Your instructions »
Find "Decode this image" in the material below, then copy that line and every subsequent line to the end, exactly.

-- Begin Supplied records --

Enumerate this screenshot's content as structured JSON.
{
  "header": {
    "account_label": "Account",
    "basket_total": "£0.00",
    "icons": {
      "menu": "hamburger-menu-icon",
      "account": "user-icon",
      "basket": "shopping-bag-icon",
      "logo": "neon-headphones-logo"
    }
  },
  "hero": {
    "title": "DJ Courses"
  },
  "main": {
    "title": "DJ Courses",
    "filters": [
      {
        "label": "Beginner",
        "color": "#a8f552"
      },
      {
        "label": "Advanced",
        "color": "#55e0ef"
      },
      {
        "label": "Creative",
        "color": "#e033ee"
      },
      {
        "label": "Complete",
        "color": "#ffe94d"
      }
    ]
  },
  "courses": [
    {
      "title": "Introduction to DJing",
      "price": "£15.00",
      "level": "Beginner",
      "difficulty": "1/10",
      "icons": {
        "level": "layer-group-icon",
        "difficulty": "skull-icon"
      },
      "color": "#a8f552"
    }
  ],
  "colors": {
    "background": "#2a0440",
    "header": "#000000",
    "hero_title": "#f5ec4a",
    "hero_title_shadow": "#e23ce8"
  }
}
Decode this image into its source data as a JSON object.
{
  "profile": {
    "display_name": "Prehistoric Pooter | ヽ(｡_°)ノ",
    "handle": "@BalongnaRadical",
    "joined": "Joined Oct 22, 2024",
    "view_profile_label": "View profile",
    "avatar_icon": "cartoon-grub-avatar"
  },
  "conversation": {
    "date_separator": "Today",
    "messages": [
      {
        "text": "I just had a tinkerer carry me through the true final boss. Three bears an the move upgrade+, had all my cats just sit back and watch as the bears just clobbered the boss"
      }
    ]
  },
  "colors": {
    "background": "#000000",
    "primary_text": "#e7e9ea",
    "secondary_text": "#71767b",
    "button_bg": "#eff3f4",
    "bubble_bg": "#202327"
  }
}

-- End Supplied records --

Task answer »
Decode this image into its source data as a JSON object.
{
  "profile": {
    "display_name": "Prehistoric Pooter | ヽ(｡_°)ノ",
    "handle": "@BalongnaRadical",
    "joined": "Joined Oct 22, 2024",
    "view_profile_label": "View profile",
    "avatar_icon": "cartoon-grub-avatar"
  },
  "conversation": {
    "date_separator": "Today",
    "messages": [
      {
        "text": "I just had a tinkerer carry me through the true final boss. Three bears an the move upgrade+, had all my cats just sit back and watch as the bears just clobbered the boss"
      }
    ]
  },
  "colors": {
    "background": "#000000",
    "primary_text": "#e7e9ea",
    "secondary_text": "#71767b",
    "button_bg": "#eff3f4",
    "bubble_bg": "#202327"
  }
}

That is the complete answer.